*YOUR OBJECTIVE:* Would you extract the whole listing below and retype it exactly?

*DATA SHOWN:*
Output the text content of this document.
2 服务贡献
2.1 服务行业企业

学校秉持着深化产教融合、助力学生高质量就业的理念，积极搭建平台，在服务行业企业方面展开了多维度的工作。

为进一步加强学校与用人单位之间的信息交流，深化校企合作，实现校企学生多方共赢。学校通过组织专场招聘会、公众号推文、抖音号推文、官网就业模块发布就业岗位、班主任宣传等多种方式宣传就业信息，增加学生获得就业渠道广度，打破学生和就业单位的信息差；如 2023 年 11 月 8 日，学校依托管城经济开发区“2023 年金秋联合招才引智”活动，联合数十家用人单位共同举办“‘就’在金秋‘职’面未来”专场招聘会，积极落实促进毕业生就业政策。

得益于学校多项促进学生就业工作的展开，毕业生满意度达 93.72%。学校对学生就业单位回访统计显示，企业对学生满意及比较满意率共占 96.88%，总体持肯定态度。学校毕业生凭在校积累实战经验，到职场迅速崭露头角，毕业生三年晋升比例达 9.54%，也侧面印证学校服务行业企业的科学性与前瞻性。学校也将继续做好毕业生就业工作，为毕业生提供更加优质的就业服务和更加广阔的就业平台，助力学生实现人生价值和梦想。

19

*CORRECT RESPONSE:*
Output the text content of this document.
2 服务贡献
2.1 服务行业企业

学校秉持着深化产教融合、助力学生高质量就业的理念，积极搭建平台，在服务行业企业方面展开了多维度的工作。

为进一步加强学校与用人单位之间的信息交流，深化校企合作，实现校企学生多方共赢。学校通过组织专场招聘会、公众号推文、抖音号推文、官网就业模块发布就业岗位、班主任宣传等多种方式宣传就业信息，增加学生获得就业渠道广度，打破学生和就业单位的信息差；如 2023 年 11 月 8 日，学校依托管城经济开发区“2023 年金秋联合招才引智”活动，联合数十家用人单位共同举办“‘就’在金秋‘职’面未来”专场招聘会，积极落实促进毕业生就业政策。

得益于学校多项促进学生就业工作的展开，毕业生满意度达 93.72%。学校对学生就业单位回访统计显示，企业对学生满意及比较满意率共占 96.88%，总体持肯定态度。学校毕业生凭在校积累实战经验，到职场迅速崭露头角，毕业生三年晋升比例达 9.54%，也侧面印证学校服务行业企业的科学性与前瞻性。学校也将继续做好毕业生就业工作，为毕业生提供更加优质的就业服务和更加广阔的就业平台，助力学生实现人生价值和梦想。

19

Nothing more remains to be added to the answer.